## Begin INFORMATION SUPPLIED
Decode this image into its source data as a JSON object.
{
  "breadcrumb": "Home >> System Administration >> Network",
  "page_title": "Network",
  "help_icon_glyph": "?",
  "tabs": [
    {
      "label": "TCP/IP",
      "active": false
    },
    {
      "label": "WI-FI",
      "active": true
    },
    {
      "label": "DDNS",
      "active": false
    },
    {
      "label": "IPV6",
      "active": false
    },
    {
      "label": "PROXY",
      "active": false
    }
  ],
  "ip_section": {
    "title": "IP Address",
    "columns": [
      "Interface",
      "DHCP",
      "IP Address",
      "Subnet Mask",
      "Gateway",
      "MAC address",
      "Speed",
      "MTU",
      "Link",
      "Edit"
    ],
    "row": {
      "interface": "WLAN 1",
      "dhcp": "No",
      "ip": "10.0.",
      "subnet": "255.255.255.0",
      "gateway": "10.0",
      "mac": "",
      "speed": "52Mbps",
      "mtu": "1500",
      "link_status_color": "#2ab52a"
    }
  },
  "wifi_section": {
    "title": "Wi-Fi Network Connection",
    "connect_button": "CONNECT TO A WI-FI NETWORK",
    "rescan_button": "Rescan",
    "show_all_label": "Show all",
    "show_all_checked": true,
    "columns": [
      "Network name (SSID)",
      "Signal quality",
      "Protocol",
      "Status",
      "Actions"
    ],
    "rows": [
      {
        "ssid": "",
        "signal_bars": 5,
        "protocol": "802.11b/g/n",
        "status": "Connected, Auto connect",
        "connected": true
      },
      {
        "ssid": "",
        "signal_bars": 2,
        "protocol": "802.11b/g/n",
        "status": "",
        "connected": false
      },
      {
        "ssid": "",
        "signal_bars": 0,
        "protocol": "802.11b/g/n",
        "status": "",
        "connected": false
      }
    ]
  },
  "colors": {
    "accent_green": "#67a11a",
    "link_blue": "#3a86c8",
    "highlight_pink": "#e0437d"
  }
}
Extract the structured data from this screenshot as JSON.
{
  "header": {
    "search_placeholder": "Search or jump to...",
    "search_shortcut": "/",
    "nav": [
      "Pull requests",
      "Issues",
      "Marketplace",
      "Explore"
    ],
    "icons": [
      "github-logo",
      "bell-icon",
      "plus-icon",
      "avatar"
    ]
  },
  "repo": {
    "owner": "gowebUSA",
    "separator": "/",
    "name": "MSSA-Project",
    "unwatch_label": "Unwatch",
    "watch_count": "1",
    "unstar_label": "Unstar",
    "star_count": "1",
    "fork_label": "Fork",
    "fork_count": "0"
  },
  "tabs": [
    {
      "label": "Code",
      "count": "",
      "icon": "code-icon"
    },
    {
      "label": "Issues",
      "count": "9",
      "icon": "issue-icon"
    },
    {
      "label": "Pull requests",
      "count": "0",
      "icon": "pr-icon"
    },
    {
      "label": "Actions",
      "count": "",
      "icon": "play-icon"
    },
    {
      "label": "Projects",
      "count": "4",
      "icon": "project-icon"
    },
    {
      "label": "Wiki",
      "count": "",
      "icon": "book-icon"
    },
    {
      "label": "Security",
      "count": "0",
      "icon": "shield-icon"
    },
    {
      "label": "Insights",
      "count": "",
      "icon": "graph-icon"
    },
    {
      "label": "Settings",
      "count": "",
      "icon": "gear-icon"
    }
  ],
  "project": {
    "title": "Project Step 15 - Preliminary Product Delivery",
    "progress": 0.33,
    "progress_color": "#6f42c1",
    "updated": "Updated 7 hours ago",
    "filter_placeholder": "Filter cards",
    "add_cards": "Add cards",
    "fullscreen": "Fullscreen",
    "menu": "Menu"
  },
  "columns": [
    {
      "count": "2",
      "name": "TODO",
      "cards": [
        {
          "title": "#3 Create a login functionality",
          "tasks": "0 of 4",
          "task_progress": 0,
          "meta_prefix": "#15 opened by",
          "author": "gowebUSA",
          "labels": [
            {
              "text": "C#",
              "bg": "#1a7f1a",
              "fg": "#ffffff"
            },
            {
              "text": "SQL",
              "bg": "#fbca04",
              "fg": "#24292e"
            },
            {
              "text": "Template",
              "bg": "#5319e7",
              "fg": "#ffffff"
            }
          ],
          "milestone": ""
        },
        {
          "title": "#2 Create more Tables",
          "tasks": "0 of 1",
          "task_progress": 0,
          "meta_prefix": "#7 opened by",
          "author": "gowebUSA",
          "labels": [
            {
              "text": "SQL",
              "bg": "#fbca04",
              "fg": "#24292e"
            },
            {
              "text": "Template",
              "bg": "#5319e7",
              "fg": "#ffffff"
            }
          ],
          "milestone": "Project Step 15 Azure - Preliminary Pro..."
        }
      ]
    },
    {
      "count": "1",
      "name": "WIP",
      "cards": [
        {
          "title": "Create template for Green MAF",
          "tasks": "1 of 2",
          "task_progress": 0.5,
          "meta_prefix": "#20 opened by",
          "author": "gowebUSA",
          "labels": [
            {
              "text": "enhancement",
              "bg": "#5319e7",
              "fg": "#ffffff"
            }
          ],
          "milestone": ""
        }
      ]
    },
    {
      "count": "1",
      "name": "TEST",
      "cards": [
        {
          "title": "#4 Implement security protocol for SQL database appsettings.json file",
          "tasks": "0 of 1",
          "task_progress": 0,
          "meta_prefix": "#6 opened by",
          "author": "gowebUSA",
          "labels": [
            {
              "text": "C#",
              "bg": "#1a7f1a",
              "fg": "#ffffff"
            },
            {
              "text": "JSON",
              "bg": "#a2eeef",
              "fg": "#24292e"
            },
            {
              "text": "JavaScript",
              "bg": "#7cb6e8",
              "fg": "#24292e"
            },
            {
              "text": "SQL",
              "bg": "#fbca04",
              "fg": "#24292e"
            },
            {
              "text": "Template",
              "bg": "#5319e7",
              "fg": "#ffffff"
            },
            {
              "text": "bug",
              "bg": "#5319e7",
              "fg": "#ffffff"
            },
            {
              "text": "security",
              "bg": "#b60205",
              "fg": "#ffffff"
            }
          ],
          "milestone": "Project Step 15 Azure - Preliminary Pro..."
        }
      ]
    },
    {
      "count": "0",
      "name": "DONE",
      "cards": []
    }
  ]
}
## End INFORMATION SUPPLIED
- [EXERCISE]:
Please set down each line of the records exactly as given.

- [ANSWER TO THIS EXERCISE]:
Decode this image into its source data as a JSON object.
{
  "breadcrumb": "Home >> System Administration >> Network",
  "page_title": "Network",
  "help_icon_glyph": "?",
  "tabs": [
    {
      "label": "TCP/IP",
      "active": false
    },
    {
      "label": "WI-FI",
      "active": true
    },
    {
      "label": "DDNS",
      "active": false
    },
    {
      "label": "IPV6",
      "active": false
    },
    {
      "label": "PROXY",
      "active": false
    }
  ],
  "ip_section": {
    "title": "IP Address",
    "columns": [
      "Interface",
      "DHCP",
      "IP Address",
      "Subnet Mask",
      "Gateway",
      "MAC address",
      "Speed",
      "MTU",
      "Link",
      "Edit"
    ],
    "row": {
      "interface": "WLAN 1",
      "dhcp": "No",
      "ip": "10.0.",
      "subnet": "255.255.255.0",
      "gateway": "10.0",
      "mac": "",
      "speed": "52Mbps",
      "mtu": "1500",
      "link_status_color": "#2ab52a"
    }
  },
  "wifi_section": {
    "title": "Wi-Fi Network Connection",
    "connect_button": "CONNECT TO A WI-FI NETWORK",
    "rescan_button": "Rescan",
    "show_all_label": "Show all",
    "show_all_checked": true,
    "columns": [
      "Network name (SSID)",
      "Signal quality",
      "Protocol",
      "Status",
      "Actions"
    ],
    "rows": [
      {
        "ssid": "",
        "signal_bars": 5,
        "protocol": "802.11b/g/n",
        "status": "Connected, Auto connect",
        "connected": true
      },
      {
        "ssid": "",
        "signal_bars": 2,
        "protocol": "802.11b/g/n",
        "status": "",
        "connected": false
      },
      {
        "ssid": "",
        "signal_bars": 0,
        "protocol": "802.11b/g/n",
        "status": "",
        "connected": false
      }
    ]
  },
  "colors": {
    "accent_green": "#67a11a",
    "link_blue": "#3a86c8",
    "highlight_pink": "#e0437d"
  }
}
Extract the structured data from this screenshot as JSON.
{
  "header": {
    "search_placeholder": "Search or jump to...",
    "search_shortcut": "/",
    "nav": [
      "Pull requests",
      "Issues",
      "Marketplace",
      "Explore"
    ],
    "icons": [
      "github-logo",
      "bell-icon",
      "plus-icon",
      "avatar"
    ]
  },
  "repo": {
    "owner": "gowebUSA",
    "separator": "/",
    "name": "MSSA-Project",
    "unwatch_label": "Unwatch",
    "watch_count": "1",
    "unstar_label": "Unstar",
    "star_count": "1",
    "fork_label": "Fork",
    "fork_count": "0"
  },
  "tabs": [
    {
      "label": "Code",
      "count": "",
      "icon": "code-icon"
    },
    {
      "label": "Issues",
      "count": "9",
      "icon": "issue-icon"
    },
    {
      "label": "Pull requests",
      "count": "0",
      "icon": "pr-icon"
    },
    {
      "label": "Actions",
      "count": "",
      "icon": "play-icon"
    },
    {
      "label": "Projects",
      "count": "4",
      "icon": "project-icon"
    },
    {
      "label": "Wiki",
      "count": "",
      "icon": "book-icon"
    },
    {
      "label": "Security",
      "count": "0",
      "icon": "shield-icon"
    },
    {
      "label": "Insights",
      "count": "",
      "icon": "graph-icon"
    },
    {
      "label": "Settings",
      "count": "",
      "icon": "gear-icon"
    }
  ],
  "project": {
    "title": "Project Step 15 - Preliminary Product Delivery",
    "progress": 0.33,
    "progress_color": "#6f42c1",
    "updated": "Updated 7 hours ago",
    "filter_placeholder": "Filter cards",
    "add_cards": "Add cards",
    "fullscreen": "Fullscreen",
    "menu": "Menu"
  },
  "columns": [
    {
      "count": "2",
      "name": "TODO",
      "cards": [
        {
          "title": "#3 Create a login functionality",
          "tasks": "0 of 4",
          "task_progress": 0,
          "meta_prefix": "#15 opened by",
          "author": "gowebUSA",
          "labels": [
            {
              "text": "C#",
              "bg": "#1a7f1a",
              "fg": "#ffffff"
            },
            {
              "text": "SQL",
              "bg": "#fbca04",
              "fg": "#24292e"
            },
            {
              "text": "Template",
              "bg": "#5319e7",
              "fg": "#ffffff"
            }
          ],
          "milestone": ""
        },
        {
          "title": "#2 Create more Tables",
          "tasks": "0 of 1",
          "task_progress": 0,
          "meta_prefix": "#7 opened by",
          "author": "gowebUSA",
          "labels": [
            {
              "text": "SQL",
              "bg": "#fbca04",
              "fg": "#24292e"
            },
            {
              "text": "Template",
              "bg": "#5319e7",
              "fg": "#ffffff"
            }
          ],
          "milestone": "Project Step 15 Azure - Preliminary Pro..."
        }
      ]
    },
    {
      "count": "1",
      "name": "WIP",
      "cards": [
        {
          "title": "Create template for Green MAF",
          "tasks": "1 of 2",
          "task_progress": 0.5,
          "meta_prefix": "#20 opened by",
          "author": "gowebUSA",
          "labels": [
            {
              "text": "enhancement",
              "bg": "#5319e7",
              "fg": "#ffffff"
            }
          ],
          "milestone": ""
        }
      ]
    },
    {
      "count": "1",
      "name": "TEST",
      "cards": [
        {
          "title": "#4 Implement security protocol for SQL database appsettings.json file",
          "tasks": "0 of 1",
          "task_progress": 0,
          "meta_prefix": "#6 opened by",
          "author": "gowebUSA",
          "labels": [
            {
              "text": "C#",
              "bg": "#1a7f1a",
              "fg": "#ffffff"
            },
            {
              "text": "JSON",
              "bg": "#a2eeef",
              "fg": "#24292e"
            },
            {
              "text": "JavaScript",
              "bg": "#7cb6e8",
              "fg": "#24292e"
            },
            {
              "text": "SQL",
              "bg": "#fbca04",
              "fg": "#24292e"
            },
            {
              "text": "Template",
              "bg": "#5319e7",
              "fg": "#ffffff"
            },
            {
              "text": "bug",
              "bg": "#5319e7",
              "fg": "#ffffff"
            },
            {
              "text": "security",
              "bg": "#b60205",
              "fg": "#ffffff"
            }
          ],
          "milestone": "Project Step 15 Azure - Preliminary Pro..."
        }
      ]
    },
    {
      "count": "0",
      "name": "DONE",
      "cards": []
    }
  ]
}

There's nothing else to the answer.